(Your goal): All entries given below are to be returned word for word.
++++ Data to examine
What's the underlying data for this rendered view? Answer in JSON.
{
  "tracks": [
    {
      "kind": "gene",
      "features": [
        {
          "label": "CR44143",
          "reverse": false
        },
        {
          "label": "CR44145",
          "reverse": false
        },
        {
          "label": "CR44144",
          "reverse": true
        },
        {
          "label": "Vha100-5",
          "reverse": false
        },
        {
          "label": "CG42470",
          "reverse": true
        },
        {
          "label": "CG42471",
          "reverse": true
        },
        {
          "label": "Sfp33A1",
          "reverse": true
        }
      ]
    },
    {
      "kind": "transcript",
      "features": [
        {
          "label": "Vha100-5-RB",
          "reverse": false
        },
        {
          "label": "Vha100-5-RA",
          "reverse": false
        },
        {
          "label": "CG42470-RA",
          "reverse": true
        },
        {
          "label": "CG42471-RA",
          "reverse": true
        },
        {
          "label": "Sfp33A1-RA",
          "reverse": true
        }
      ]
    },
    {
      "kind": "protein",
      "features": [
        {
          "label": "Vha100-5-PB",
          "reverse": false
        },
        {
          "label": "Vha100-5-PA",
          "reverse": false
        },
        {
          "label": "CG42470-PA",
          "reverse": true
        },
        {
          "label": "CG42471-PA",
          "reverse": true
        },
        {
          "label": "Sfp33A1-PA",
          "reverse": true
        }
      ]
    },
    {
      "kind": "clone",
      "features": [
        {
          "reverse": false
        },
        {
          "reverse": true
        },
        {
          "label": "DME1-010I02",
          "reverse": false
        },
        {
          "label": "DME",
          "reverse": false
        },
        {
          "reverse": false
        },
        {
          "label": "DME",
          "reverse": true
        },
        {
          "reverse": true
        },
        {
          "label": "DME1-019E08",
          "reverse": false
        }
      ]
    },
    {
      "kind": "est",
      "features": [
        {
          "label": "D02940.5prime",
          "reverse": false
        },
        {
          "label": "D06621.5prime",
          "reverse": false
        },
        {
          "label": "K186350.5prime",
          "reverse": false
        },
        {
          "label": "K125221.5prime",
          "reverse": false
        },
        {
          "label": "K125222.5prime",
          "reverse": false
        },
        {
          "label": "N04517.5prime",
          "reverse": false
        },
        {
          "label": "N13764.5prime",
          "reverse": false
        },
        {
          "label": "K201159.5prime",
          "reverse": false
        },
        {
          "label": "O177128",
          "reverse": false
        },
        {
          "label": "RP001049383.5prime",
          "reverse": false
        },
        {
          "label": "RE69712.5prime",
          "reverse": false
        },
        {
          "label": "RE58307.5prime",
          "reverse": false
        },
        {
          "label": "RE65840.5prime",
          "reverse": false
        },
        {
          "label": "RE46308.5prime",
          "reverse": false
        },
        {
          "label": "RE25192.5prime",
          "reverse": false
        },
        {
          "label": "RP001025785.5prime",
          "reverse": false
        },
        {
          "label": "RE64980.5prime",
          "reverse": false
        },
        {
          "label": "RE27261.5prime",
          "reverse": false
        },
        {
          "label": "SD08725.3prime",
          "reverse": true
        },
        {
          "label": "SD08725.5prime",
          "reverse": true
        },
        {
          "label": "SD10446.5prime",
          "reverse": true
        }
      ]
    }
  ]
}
++++++++
(Exercise solution):
What's the underlying data for this rendered view? Answer in JSON.
{
  "tracks": [
    {
      "kind": "gene",
      "features": [
        {
          "label": "CR44143",
          "reverse": false
        },
        {
          "label": "CR44145",
          "reverse": false
        },
        {
          "label": "CR44144",
          "reverse": true
        },
        {
          "label": "Vha100-5",
          "reverse": false
        },
        {
          "label": "CG42470",
          "reverse": true
        },
        {
          "label": "CG42471",
          "reverse": true
        },
        {
          "label": "Sfp33A1",
          "reverse": true
        }
      ]
    },
    {
      "kind": "transcript",
      "features": [
        {
          "label": "Vha100-5-RB",
          "reverse": false
        },
        {
          "label": "Vha100-5-RA",
          "reverse": false
        },
        {
          "label": "CG42470-RA",
          "reverse": true
        },
        {
          "label": "CG42471-RA",
          "reverse": true
        },
        {
          "label": "Sfp33A1-RA",
          "reverse": true
        }
      ]
    },
    {
      "kind": "protein",
      "features": [
        {
          "label": "Vha100-5-PB",
          "reverse": false
        },
        {
          "label": "Vha100-5-PA",
          "reverse": false
        },
        {
          "label": "CG42470-PA",
          "reverse": true
        },
        {
          "label": "CG42471-PA",
          "reverse": true
        },
        {
          "label": "Sfp33A1-PA",
          "reverse": true
        }
      ]
    },
    {
      "kind": "clone",
      "features": [
        {
          "reverse": false
        },
        {
          "reverse": true
        },
        {
          "label": "DME1-010I02",
          "reverse": false
        },
        {
          "label": "DME",
          "reverse": false
        },
        {
          "reverse": false
        },
        {
          "label": "DME",
          "reverse": true
        },
        {
          "reverse": true
        },
        {
          "label": "DME1-019E08",
          "reverse": false
        }
      ]
    },
    {
      "kind": "est",
      "features": [
        {
          "label": "D02940.5prime",
          "reverse": false
        },
        {
          "label": "D06621.5prime",
          "reverse": false
        },
        {
          "label": "K186350.5prime",
          "reverse": false
        },
        {
          "label": "K125221.5prime",
          "reverse": false
        },
        {
          "label": "K125222.5prime",
          "reverse": false
        },
        {
          "label": "N04517.5prime",
          "reverse": false
        },
        {
          "label": "N13764.5prime",
          "reverse": false
        },
        {
          "label": "K201159.5prime",
          "reverse": false
        },
        {
          "label": "O177128",
          "reverse": false
        },
        {
          "label": "RP001049383.5prime",
          "reverse": false
        },
        {
          "label": "RE69712.5prime",
          "reverse": false
        },
        {
          "label": "RE58307.5prime",
          "reverse": false
        },
        {
          "label": "RE65840.5prime",
          "reverse": false
        },
        {
          "label": "RE46308.5prime",
          "reverse": false
        },
        {
          "label": "RE25192.5prime",
          "reverse": false
        },
        {
          "label": "RP001025785.5prime",
          "reverse": false
        },
        {
          "label": "RE64980.5prime",
          "reverse": false
        },
        {
          "label": "RE27261.5prime",
          "reverse": false
        },
        {
          "label": "SD08725.3prime",
          "reverse": true
        },
        {
          "label": "SD08725.5prime",
          "reverse": true
        },
        {
          "label": "SD10446.5prime",
          "reverse": true
        }
      ]
    }
  ]
}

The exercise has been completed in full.